### REQUIRED WORK
Would you write out the entries below, every one of them, exactly?

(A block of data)
________________
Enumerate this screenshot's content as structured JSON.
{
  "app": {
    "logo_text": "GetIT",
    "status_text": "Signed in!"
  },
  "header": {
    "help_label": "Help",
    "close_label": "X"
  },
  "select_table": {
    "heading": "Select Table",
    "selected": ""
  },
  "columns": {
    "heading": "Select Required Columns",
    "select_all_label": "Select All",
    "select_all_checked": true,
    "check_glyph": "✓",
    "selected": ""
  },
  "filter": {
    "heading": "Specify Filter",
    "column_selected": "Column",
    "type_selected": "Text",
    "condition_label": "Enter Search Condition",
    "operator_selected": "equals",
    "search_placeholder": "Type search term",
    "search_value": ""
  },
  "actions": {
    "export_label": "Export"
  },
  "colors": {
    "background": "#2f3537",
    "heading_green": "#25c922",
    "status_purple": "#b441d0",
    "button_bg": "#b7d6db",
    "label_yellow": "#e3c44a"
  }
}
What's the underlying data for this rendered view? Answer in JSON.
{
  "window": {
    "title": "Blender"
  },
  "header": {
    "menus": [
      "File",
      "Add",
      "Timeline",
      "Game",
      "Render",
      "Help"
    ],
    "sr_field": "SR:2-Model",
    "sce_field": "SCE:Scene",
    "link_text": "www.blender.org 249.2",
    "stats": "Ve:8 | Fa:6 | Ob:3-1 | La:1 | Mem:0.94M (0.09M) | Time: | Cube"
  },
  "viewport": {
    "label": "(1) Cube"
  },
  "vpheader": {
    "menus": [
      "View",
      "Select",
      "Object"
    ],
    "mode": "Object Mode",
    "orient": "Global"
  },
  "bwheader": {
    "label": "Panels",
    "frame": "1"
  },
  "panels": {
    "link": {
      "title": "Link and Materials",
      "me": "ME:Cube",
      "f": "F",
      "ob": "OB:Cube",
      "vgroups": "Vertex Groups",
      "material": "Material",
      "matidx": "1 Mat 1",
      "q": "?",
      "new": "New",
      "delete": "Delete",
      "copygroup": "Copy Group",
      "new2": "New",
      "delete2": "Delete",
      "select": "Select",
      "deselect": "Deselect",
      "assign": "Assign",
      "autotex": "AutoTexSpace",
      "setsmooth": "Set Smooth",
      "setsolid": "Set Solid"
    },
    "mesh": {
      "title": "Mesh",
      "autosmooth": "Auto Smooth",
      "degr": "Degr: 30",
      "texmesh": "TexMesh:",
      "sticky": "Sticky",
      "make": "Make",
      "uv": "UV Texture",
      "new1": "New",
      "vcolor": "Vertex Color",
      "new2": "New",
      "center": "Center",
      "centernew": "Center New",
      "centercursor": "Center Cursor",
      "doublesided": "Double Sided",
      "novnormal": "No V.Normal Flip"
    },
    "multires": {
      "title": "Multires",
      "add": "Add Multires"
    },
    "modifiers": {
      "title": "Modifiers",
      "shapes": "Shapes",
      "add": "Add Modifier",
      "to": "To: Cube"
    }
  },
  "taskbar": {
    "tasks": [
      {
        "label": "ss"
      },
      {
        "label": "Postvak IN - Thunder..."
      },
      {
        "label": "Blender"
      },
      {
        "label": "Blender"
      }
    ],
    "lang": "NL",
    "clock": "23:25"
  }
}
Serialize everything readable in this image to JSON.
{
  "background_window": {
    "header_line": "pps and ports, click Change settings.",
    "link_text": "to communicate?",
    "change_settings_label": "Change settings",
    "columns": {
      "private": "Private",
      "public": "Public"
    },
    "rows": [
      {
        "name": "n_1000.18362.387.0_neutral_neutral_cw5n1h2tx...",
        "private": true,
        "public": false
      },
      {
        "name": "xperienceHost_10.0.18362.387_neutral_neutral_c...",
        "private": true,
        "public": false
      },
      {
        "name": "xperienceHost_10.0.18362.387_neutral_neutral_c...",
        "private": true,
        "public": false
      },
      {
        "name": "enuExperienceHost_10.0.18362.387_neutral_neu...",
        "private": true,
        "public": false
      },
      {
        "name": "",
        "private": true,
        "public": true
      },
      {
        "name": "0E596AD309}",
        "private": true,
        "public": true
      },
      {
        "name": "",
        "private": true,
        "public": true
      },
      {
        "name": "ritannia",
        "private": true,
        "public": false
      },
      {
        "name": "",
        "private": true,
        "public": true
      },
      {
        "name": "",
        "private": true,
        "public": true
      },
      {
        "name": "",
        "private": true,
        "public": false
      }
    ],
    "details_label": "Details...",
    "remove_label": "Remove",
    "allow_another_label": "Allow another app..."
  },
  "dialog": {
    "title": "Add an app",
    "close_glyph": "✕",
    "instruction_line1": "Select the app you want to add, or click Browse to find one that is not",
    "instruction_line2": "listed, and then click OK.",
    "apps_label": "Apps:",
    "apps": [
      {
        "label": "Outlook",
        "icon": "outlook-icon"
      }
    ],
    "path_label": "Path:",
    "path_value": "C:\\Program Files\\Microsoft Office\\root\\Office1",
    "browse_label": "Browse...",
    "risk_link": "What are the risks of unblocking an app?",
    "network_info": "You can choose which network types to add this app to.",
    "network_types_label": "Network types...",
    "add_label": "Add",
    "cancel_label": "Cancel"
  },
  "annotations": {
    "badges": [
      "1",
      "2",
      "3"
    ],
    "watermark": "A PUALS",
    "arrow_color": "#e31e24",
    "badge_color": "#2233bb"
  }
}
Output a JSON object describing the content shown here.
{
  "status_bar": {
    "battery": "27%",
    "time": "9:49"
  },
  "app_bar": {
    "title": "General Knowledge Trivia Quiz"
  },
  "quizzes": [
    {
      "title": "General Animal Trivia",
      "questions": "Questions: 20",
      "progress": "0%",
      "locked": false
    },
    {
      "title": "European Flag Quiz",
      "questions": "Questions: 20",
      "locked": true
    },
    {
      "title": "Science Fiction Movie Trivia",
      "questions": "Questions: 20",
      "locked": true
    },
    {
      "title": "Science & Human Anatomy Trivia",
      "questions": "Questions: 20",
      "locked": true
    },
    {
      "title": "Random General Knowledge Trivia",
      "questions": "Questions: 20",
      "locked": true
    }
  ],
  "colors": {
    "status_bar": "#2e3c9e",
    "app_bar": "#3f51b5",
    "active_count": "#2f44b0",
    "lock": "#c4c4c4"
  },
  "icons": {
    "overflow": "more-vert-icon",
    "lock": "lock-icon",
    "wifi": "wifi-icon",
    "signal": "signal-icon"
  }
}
________________
### ANSWER TO THIS PROBLEM
Enumerate this screenshot's content as structured JSON.
{
  "app": {
    "logo_text": "GetIT",
    "status_text": "Signed in!"
  },
  "header": {
    "help_label": "Help",
    "close_label": "X"
  },
  "select_table": {
    "heading": "Select Table",
    "selected": ""
  },
  "columns": {
    "heading": "Select Required Columns",
    "select_all_label": "Select All",
    "select_all_checked": true,
    "check_glyph": "✓",
    "selected": ""
  },
  "filter": {
    "heading": "Specify Filter",
    "column_selected": "Column",
    "type_selected": "Text",
    "condition_label": "Enter Search Condition",
    "operator_selected": "equals",
    "search_placeholder": "Type search term",
    "search_value": ""
  },
  "actions": {
    "export_label": "Export"
  },
  "colors": {
    "background": "#2f3537",
    "heading_green": "#25c922",
    "status_purple": "#b441d0",
    "button_bg": "#b7d6db",
    "label_yellow": "#e3c44a"
  }
}
What's the underlying data for this rendered view? Answer in JSON.
{
  "window": {
    "title": "Blender"
  },
  "header": {
    "menus": [
      "File",
      "Add",
      "Timeline",
      "Game",
      "Render",
      "Help"
    ],
    "sr_field": "SR:2-Model",
    "sce_field": "SCE:Scene",
    "link_text": "www.blender.org 249.2",
    "stats": "Ve:8 | Fa:6 | Ob:3-1 | La:1 | Mem:0.94M (0.09M) | Time: | Cube"
  },
  "viewport": {
    "label": "(1) Cube"
  },
  "vpheader": {
    "menus": [
      "View",
      "Select",
      "Object"
    ],
    "mode": "Object Mode",
    "orient": "Global"
  },
  "bwheader": {
    "label": "Panels",
    "frame": "1"
  },
  "panels": {
    "link": {
      "title": "Link and Materials",
      "me": "ME:Cube",
      "f": "F",
      "ob": "OB:Cube",
      "vgroups": "Vertex Groups",
      "material": "Material",
      "matidx": "1 Mat 1",
      "q": "?",
      "new": "New",
      "delete": "Delete",
      "copygroup": "Copy Group",
      "new2": "New",
      "delete2": "Delete",
      "select": "Select",
      "deselect": "Deselect",
      "assign": "Assign",
      "autotex": "AutoTexSpace",
      "setsmooth": "Set Smooth",
      "setsolid": "Set Solid"
    },
    "mesh": {
      "title": "Mesh",
      "autosmooth": "Auto Smooth",
      "degr": "Degr: 30",
      "texmesh": "TexMesh:",
      "sticky": "Sticky",
      "make": "Make",
      "uv": "UV Texture",
      "new1": "New",
      "vcolor": "Vertex Color",
      "new2": "New",
      "center": "Center",
      "centernew": "Center New",
      "centercursor": "Center Cursor",
      "doublesided": "Double Sided",
      "novnormal": "No V.Normal Flip"
    },
    "multires": {
      "title": "Multires",
      "add": "Add Multires"
    },
    "modifiers": {
      "title": "Modifiers",
      "shapes": "Shapes",
      "add": "Add Modifier",
      "to": "To: Cube"
    }
  },
  "taskbar": {
    "tasks": [
      {
        "label": "ss"
      },
      {
        "label": "Postvak IN - Thunder..."
      },
      {
        "label": "Blender"
      },
      {
        "label": "Blender"
      }
    ],
    "lang": "NL",
    "clock": "23:25"
  }
}
Serialize everything readable in this image to JSON.
{
  "background_window": {
    "header_line": "pps and ports, click Change settings.",
    "link_text": "to communicate?",
    "change_settings_label": "Change settings",
    "columns": {
      "private": "Private",
      "public": "Public"
    },
    "rows": [
      {
        "name": "n_1000.18362.387.0_neutral_neutral_cw5n1h2tx...",
        "private": true,
        "public": false
      },
      {
        "name": "xperienceHost_10.0.18362.387_neutral_neutral_c...",
        "private": true,
        "public": false
      },
      {
        "name": "xperienceHost_10.0.18362.387_neutral_neutral_c...",
        "private": true,
        "public": false
      },
      {
        "name": "enuExperienceHost_10.0.18362.387_neutral_neu...",
        "private": true,
        "public": false
      },
      {
        "name": "",
        "private": true,
        "public": true
      },
      {
        "name": "0E596AD309}",
        "private": true,
        "public": true
      },
      {
        "name": "",
        "private": true,
        "public": true
      },
      {
        "name": "ritannia",
        "private": true,
        "public": false
      },
      {
        "name": "",
        "private": true,
        "public": true
      },
      {
        "name": "",
        "private": true,
        "public": true
      },
      {
        "name": "",
        "private": true,
        "public": false
      }
    ],
    "details_label": "Details...",
    "remove_label": "Remove",
    "allow_another_label": "Allow another app..."
  },
  "dialog": {
    "title": "Add an app",
    "close_glyph": "✕",
    "instruction_line1": "Select the app you want to add, or click Browse to find one that is not",
    "instruction_line2": "listed, and then click OK.",
    "apps_label": "Apps:",
    "apps": [
      {
        "label": "Outlook",
        "icon": "outlook-icon"
      }
    ],
    "path_label": "Path:",
    "path_value": "C:\\Program Files\\Microsoft Office\\root\\Office1",
    "browse_label": "Browse...",
    "risk_link": "What are the risks of unblocking an app?",
    "network_info": "You can choose which network types to add this app to.",
    "network_types_label": "Network types...",
    "add_label": "Add",
    "cancel_label": "Cancel"
  },
  "annotations": {
    "badges": [
      "1",
      "2",
      "3"
    ],
    "watermark": "A PUALS",
    "arrow_color": "#e31e24",
    "badge_color": "#2233bb"
  }
}
Output a JSON object describing the content shown here.
{
  "status_bar": {
    "battery": "27%",
    "time": "9:49"
  },
  "app_bar": {
    "title": "General Knowledge Trivia Quiz"
  },
  "quizzes": [
    {
      "title": "General Animal Trivia",
      "questions": "Questions: 20",
      "progress": "0%",
      "locked": false
    },
    {
      "title": "European Flag Quiz",
      "questions": "Questions: 20",
      "locked": true
    },
    {
      "title": "Science Fiction Movie Trivia",
      "questions": "Questions: 20",
      "locked": true
    },
    {
      "title": "Science & Human Anatomy Trivia",
      "questions": "Questions: 20",
      "locked": true
    },
    {
      "title": "Random General Knowledge Trivia",
      "questions": "Questions: 20",
      "locked": true
    }
  ],
  "colors": {
    "status_bar": "#2e3c9e",
    "app_bar": "#3f51b5",
    "active_count": "#2f44b0",
    "lock": "#c4c4c4"
  },
  "icons": {
    "overflow": "more-vert-icon",
    "lock": "lock-icon",
    "wifi": "wifi-icon",
    "signal": "signal-icon"
  }
}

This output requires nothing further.